## OBJECTIVE
Search the listing below for the string "date" and show each line that contains it.

## INFORMATION PROVIDED

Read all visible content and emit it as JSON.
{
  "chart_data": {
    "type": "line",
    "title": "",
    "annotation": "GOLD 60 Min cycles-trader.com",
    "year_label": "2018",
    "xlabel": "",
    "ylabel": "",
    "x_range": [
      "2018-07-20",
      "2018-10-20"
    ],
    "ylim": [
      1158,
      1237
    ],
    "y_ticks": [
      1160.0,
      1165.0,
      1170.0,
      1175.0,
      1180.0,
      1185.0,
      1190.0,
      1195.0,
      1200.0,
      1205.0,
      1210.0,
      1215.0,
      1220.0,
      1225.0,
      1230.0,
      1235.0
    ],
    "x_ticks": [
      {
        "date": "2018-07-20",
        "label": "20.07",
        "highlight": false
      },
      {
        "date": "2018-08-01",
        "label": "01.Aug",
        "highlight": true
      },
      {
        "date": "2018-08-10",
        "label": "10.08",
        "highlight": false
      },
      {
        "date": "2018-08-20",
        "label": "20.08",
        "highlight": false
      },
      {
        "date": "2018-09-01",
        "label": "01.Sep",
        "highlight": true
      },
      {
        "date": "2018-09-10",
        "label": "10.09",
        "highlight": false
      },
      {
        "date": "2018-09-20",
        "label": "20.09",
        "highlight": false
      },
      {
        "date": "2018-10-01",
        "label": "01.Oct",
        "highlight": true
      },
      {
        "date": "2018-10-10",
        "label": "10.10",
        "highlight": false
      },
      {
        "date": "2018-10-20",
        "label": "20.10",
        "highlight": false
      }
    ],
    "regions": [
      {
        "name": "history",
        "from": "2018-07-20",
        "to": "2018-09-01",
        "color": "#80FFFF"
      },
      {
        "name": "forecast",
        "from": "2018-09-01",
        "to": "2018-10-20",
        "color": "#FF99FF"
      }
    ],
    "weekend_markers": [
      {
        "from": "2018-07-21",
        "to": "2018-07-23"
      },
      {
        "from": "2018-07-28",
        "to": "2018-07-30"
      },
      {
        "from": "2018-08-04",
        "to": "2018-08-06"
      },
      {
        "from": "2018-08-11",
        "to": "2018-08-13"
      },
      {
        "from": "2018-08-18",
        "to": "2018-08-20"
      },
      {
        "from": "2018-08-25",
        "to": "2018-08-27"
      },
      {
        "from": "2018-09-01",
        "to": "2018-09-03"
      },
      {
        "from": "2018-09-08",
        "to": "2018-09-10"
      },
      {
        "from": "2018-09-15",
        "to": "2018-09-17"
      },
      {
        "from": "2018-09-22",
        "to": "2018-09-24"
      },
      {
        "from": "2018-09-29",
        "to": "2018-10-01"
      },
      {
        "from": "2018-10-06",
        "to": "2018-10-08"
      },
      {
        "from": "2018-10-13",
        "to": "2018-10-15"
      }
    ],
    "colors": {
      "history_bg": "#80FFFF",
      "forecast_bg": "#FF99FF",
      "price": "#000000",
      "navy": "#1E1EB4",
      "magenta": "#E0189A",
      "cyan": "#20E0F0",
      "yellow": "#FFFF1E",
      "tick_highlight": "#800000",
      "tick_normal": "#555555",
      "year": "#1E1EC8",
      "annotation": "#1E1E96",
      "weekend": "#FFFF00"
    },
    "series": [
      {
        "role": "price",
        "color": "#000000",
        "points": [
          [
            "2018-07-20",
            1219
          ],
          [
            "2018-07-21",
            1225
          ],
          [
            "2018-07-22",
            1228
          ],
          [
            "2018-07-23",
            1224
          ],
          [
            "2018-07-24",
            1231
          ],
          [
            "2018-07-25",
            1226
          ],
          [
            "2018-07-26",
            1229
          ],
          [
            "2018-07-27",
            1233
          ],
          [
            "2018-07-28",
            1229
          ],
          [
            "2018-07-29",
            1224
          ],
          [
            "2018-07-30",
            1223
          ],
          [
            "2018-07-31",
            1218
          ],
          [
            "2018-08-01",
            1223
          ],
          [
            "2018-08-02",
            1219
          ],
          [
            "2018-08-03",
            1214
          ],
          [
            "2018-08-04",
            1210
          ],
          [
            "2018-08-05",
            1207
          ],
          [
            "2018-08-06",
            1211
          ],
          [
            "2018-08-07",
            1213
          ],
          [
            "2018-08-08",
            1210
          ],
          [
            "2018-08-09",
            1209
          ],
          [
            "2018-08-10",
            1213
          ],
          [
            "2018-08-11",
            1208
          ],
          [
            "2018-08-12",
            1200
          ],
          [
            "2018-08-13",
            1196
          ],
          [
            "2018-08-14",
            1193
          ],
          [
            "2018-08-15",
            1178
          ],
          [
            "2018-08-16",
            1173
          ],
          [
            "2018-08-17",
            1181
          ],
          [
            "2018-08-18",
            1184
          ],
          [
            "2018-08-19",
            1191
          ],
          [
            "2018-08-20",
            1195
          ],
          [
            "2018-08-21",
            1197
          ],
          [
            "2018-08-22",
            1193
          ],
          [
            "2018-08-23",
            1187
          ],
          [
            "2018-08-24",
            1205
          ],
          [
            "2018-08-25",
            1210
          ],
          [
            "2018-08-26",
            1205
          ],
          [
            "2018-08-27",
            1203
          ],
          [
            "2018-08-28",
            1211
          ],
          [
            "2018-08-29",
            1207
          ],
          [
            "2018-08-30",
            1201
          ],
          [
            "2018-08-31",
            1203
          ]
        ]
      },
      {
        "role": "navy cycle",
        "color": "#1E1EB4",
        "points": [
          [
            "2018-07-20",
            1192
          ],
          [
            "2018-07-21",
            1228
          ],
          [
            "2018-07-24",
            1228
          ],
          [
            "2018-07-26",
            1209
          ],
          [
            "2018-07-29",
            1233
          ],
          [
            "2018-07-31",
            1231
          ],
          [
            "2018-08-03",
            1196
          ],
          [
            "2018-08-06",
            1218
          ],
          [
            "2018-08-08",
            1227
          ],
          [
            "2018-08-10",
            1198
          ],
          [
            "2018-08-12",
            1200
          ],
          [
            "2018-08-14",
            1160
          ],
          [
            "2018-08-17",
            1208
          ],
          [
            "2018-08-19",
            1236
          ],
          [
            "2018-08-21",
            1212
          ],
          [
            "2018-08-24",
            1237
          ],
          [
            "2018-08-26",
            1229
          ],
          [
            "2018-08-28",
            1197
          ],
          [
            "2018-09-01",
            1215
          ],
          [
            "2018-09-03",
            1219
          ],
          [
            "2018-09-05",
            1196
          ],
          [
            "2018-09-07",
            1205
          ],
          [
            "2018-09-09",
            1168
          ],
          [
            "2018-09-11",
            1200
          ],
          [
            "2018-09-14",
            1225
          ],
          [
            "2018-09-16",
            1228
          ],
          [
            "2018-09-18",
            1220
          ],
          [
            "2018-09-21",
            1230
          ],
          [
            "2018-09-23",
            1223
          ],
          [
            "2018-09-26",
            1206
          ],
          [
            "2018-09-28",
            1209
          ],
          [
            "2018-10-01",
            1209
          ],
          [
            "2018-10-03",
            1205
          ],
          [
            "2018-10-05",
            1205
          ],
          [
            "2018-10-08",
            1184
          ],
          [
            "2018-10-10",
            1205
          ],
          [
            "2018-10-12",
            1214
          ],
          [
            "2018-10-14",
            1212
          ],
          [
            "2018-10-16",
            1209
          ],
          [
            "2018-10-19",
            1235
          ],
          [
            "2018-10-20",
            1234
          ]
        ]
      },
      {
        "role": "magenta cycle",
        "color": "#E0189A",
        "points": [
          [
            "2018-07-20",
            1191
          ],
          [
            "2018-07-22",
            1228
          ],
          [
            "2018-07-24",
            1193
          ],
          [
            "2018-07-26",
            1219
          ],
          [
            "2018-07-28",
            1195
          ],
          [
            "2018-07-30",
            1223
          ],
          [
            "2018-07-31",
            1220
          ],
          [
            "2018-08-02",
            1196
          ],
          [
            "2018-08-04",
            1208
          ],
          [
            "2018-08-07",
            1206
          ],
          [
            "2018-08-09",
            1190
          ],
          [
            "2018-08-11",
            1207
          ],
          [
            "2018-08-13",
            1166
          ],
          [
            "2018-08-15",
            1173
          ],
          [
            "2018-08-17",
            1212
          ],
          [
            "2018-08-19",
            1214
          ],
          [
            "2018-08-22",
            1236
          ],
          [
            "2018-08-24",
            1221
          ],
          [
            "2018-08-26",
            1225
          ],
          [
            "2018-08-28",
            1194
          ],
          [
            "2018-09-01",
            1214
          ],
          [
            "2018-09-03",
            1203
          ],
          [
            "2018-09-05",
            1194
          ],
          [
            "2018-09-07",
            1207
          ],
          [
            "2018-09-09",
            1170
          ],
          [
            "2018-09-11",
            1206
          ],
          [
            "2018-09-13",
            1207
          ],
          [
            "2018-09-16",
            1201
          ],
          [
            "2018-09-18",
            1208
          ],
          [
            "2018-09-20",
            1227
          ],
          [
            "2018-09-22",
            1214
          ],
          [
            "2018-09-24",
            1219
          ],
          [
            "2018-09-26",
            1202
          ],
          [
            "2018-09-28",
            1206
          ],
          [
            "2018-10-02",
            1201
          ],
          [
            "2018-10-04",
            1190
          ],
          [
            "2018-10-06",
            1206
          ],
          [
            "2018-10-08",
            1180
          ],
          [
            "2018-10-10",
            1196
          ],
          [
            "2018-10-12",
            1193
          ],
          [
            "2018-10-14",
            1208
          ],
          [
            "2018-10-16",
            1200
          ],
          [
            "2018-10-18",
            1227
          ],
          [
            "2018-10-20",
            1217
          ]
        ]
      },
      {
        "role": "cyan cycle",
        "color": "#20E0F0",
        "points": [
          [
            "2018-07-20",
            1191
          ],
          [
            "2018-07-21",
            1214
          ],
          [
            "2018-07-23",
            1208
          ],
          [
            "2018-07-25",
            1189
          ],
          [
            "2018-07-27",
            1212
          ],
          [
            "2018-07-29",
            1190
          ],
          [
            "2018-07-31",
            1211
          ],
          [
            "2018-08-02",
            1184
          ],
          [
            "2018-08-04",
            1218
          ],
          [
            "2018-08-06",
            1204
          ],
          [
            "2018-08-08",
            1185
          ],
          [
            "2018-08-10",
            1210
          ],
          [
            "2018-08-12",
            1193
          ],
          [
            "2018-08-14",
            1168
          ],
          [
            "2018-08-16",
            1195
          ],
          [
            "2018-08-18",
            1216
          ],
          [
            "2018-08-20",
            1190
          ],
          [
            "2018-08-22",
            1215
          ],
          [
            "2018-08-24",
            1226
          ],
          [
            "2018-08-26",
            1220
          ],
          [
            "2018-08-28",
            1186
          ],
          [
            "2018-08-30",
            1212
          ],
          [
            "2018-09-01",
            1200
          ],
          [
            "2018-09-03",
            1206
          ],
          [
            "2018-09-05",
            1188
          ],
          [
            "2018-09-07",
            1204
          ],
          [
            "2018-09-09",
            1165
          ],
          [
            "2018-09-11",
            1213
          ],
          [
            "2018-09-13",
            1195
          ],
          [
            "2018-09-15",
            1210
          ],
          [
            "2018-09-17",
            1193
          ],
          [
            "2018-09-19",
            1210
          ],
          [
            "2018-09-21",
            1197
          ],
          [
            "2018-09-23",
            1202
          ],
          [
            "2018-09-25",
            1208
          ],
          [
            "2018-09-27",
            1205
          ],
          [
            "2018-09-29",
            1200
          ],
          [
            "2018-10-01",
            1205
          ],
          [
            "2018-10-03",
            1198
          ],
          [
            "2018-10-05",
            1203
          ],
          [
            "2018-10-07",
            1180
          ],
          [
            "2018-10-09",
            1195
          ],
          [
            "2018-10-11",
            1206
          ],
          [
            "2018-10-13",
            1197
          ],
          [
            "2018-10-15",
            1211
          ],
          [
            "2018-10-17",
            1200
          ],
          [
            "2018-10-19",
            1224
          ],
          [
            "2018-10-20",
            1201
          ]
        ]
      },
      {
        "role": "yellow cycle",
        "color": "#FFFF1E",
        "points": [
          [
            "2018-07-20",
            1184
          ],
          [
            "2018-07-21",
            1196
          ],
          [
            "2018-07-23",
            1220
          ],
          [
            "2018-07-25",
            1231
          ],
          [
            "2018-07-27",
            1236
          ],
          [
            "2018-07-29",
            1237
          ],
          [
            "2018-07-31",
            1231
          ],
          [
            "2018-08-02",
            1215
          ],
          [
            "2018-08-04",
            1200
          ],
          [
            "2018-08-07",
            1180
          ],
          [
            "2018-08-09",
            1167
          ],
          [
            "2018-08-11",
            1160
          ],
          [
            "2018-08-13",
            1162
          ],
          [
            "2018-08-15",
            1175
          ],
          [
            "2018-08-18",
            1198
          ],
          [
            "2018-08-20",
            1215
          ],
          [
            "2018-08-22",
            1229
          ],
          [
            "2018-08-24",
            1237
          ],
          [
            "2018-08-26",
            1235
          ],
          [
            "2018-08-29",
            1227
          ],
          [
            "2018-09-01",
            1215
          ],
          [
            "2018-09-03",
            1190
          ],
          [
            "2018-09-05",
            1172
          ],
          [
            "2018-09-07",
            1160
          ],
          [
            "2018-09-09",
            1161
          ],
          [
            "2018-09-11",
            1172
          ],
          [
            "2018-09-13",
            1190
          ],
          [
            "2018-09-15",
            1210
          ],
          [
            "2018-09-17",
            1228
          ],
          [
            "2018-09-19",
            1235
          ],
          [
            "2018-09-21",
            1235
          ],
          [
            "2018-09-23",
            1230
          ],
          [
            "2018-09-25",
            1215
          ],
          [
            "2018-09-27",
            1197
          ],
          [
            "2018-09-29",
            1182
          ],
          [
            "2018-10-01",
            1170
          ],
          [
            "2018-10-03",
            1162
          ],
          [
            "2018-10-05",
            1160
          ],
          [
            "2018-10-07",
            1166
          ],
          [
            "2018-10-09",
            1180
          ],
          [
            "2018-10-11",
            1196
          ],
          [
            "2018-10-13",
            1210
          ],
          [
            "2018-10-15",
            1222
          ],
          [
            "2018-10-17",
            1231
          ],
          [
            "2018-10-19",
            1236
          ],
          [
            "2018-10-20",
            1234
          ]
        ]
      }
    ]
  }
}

## RESULT OF THIS TASK
        "date": "2018-07-20",
        "date": "2018-08-01",
        "date": "2018-08-10",
        "date": "2018-08-20",
        "date": "2018-09-01",
        "date": "2018-09-10",
        "date": "2018-09-20",
        "date": "2018-10-01",
        "date": "2018-10-10",
        "date": "2018-10-20",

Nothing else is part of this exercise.